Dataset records

⁂

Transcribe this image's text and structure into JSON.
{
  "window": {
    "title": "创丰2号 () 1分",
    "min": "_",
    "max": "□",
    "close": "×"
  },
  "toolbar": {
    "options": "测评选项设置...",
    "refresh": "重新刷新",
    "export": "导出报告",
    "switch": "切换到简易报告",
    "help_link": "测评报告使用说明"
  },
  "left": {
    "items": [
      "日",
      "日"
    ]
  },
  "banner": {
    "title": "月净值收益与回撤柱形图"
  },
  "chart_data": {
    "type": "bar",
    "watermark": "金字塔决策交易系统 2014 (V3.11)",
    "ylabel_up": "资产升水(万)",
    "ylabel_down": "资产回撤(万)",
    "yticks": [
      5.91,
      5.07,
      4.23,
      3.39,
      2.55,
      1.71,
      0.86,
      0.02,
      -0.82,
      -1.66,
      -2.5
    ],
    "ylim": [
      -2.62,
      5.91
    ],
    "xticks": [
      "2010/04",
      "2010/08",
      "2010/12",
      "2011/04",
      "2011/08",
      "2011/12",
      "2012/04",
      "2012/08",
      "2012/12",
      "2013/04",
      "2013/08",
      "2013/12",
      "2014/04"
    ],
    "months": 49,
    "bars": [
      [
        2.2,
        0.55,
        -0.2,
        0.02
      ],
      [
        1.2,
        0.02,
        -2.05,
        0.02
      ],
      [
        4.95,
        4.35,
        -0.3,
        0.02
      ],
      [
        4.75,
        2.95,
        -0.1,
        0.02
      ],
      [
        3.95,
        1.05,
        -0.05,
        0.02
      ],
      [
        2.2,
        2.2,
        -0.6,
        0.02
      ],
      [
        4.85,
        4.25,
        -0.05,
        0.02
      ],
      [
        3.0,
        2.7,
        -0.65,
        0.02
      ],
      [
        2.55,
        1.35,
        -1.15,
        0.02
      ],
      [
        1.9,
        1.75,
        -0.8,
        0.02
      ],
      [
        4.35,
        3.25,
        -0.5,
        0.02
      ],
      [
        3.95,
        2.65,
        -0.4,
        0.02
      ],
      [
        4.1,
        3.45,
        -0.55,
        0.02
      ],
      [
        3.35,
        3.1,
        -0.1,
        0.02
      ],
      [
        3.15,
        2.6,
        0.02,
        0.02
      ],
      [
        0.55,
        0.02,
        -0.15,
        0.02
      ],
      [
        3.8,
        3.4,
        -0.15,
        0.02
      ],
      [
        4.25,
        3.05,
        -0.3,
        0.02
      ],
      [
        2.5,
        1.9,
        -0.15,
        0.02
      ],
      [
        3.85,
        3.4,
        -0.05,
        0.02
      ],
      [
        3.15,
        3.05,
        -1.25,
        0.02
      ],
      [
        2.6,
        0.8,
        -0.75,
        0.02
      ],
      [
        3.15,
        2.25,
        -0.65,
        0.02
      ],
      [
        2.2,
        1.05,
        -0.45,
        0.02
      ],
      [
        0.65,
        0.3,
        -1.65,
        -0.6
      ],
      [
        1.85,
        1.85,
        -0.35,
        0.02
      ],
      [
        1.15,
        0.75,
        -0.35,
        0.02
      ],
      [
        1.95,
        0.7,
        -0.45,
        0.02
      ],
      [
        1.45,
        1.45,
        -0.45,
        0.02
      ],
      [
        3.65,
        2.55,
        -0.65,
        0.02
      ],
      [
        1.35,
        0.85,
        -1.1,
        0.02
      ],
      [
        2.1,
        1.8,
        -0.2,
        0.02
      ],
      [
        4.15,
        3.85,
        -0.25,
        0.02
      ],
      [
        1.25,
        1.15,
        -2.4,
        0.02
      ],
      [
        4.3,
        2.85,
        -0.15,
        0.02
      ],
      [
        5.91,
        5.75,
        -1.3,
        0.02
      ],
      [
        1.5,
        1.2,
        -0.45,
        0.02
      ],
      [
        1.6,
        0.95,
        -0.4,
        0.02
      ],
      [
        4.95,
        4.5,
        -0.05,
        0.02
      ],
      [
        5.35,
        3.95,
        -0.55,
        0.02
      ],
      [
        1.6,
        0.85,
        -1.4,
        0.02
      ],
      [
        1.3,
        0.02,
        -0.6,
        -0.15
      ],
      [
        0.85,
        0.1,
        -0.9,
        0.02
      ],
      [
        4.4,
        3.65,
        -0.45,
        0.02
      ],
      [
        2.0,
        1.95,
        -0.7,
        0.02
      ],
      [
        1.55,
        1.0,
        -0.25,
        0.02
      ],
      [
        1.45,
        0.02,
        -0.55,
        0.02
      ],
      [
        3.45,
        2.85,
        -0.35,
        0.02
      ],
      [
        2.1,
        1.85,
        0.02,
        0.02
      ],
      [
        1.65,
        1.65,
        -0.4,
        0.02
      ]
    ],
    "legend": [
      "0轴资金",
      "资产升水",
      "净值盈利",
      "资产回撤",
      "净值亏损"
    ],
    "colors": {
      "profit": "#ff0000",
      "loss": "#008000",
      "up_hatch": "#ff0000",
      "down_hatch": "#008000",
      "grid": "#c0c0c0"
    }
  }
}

⁂

PROBLEM STATEMENT:
Retype the data exactly as given.

RESPONSE BELOW:
Transcribe this image's text and structure into JSON.
{
  "window": {
    "title": "创丰2号 () 1分",
    "min": "_",
    "max": "□",
    "close": "×"
  },
  "toolbar": {
    "options": "测评选项设置...",
    "refresh": "重新刷新",
    "export": "导出报告",
    "switch": "切换到简易报告",
    "help_link": "测评报告使用说明"
  },
  "left": {
    "items": [
      "日",
      "日"
    ]
  },
  "banner": {
    "title": "月净值收益与回撤柱形图"
  },
  "chart_data": {
    "type": "bar",
    "watermark": "金字塔决策交易系统 2014 (V3.11)",
    "ylabel_up": "资产升水(万)",
    "ylabel_down": "资产回撤(万)",
    "yticks": [
      5.91,
      5.07,
      4.23,
      3.39,
      2.55,
      1.71,
      0.86,
      0.02,
      -0.82,
      -1.66,
      -2.5
    ],
    "ylim": [
      -2.62,
      5.91
    ],
    "xticks": [
      "2010/04",
      "2010/08",
      "2010/12",
      "2011/04",
      "2011/08",
      "2011/12",
      "2012/04",
      "2012/08",
      "2012/12",
      "2013/04",
      "2013/08",
      "2013/12",
      "2014/04"
    ],
    "months": 49,
    "bars": [
      [
        2.2,
        0.55,
        -0.2,
        0.02
      ],
      [
        1.2,
        0.02,
        -2.05,
        0.02
      ],
      [
        4.95,
        4.35,
        -0.3,
        0.02
      ],
      [
        4.75,
        2.95,
        -0.1,
        0.02
      ],
      [
        3.95,
        1.05,
        -0.05,
        0.02
      ],
      [
        2.2,
        2.2,
        -0.6,
        0.02
      ],
      [
        4.85,
        4.25,
        -0.05,
        0.02
      ],
      [
        3.0,
        2.7,
        -0.65,
        0.02
      ],
      [
        2.55,
        1.35,
        -1.15,
        0.02
      ],
      [
        1.9,
        1.75,
        -0.8,
        0.02
      ],
      [
        4.35,
        3.25,
        -0.5,
        0.02
      ],
      [
        3.95,
        2.65,
        -0.4,
        0.02
      ],
      [
        4.1,
        3.45,
        -0.55,
        0.02
      ],
      [
        3.35,
        3.1,
        -0.1,
        0.02
      ],
      [
        3.15,
        2.6,
        0.02,
        0.02
      ],
      [
        0.55,
        0.02,
        -0.15,
        0.02
      ],
      [
        3.8,
        3.4,
        -0.15,
        0.02
      ],
      [
        4.25,
        3.05,
        -0.3,
        0.02
      ],
      [
        2.5,
        1.9,
        -0.15,
        0.02
      ],
      [
        3.85,
        3.4,
        -0.05,
        0.02
      ],
      [
        3.15,
        3.05,
        -1.25,
        0.02
      ],
      [
        2.6,
        0.8,
        -0.75,
        0.02
      ],
      [
        3.15,
        2.25,
        -0.65,
        0.02
      ],
      [
        2.2,
        1.05,
        -0.45,
        0.02
      ],
      [
        0.65,
        0.3,
        -1.65,
        -0.6
      ],
      [
        1.85,
        1.85,
        -0.35,
        0.02
      ],
      [
        1.15,
        0.75,
        -0.35,
        0.02
      ],
      [
        1.95,
        0.7,
        -0.45,
        0.02
      ],
      [
        1.45,
        1.45,
        -0.45,
        0.02
      ],
      [
        3.65,
        2.55,
        -0.65,
        0.02
      ],
      [
        1.35,
        0.85,
        -1.1,
        0.02
      ],
      [
        2.1,
        1.8,
        -0.2,
        0.02
      ],
      [
        4.15,
        3.85,
        -0.25,
        0.02
      ],
      [
        1.25,
        1.15,
        -2.4,
        0.02
      ],
      [
        4.3,
        2.85,
        -0.15,
        0.02
      ],
      [
        5.91,
        5.75,
        -1.3,
        0.02
      ],
      [
        1.5,
        1.2,
        -0.45,
        0.02
      ],
      [
        1.6,
        0.95,
        -0.4,
        0.02
      ],
      [
        4.95,
        4.5,
        -0.05,
        0.02
      ],
      [
        5.35,
        3.95,
        -0.55,
        0.02
      ],
      [
        1.6,
        0.85,
        -1.4,
        0.02
      ],
      [
        1.3,
        0.02,
        -0.6,
        -0.15
      ],
      [
        0.85,
        0.1,
        -0.9,
        0.02
      ],
      [
        4.4,
        3.65,
        -0.45,
        0.02
      ],
      [
        2.0,
        1.95,
        -0.7,
        0.02
      ],
      [
        1.55,
        1.0,
        -0.25,
        0.02
      ],
      [
        1.45,
        0.02,
        -0.55,
        0.02
      ],
      [
        3.45,
        2.85,
        -0.35,
        0.02
      ],
      [
        2.1,
        1.85,
        0.02,
        0.02
      ],
      [
        1.65,
        1.65,
        -0.4,
        0.02
      ]
    ],
    "legend": [
      "0轴资金",
      "资产升水",
      "净值盈利",
      "资产回撤",
      "净值亏损"
    ],
    "colors": {
      "profit": "#ff0000",
      "loss": "#008000",
      "up_hatch": "#ff0000",
      "down_hatch": "#008000",
      "grid": "#c0c0c0"
    }
  }
}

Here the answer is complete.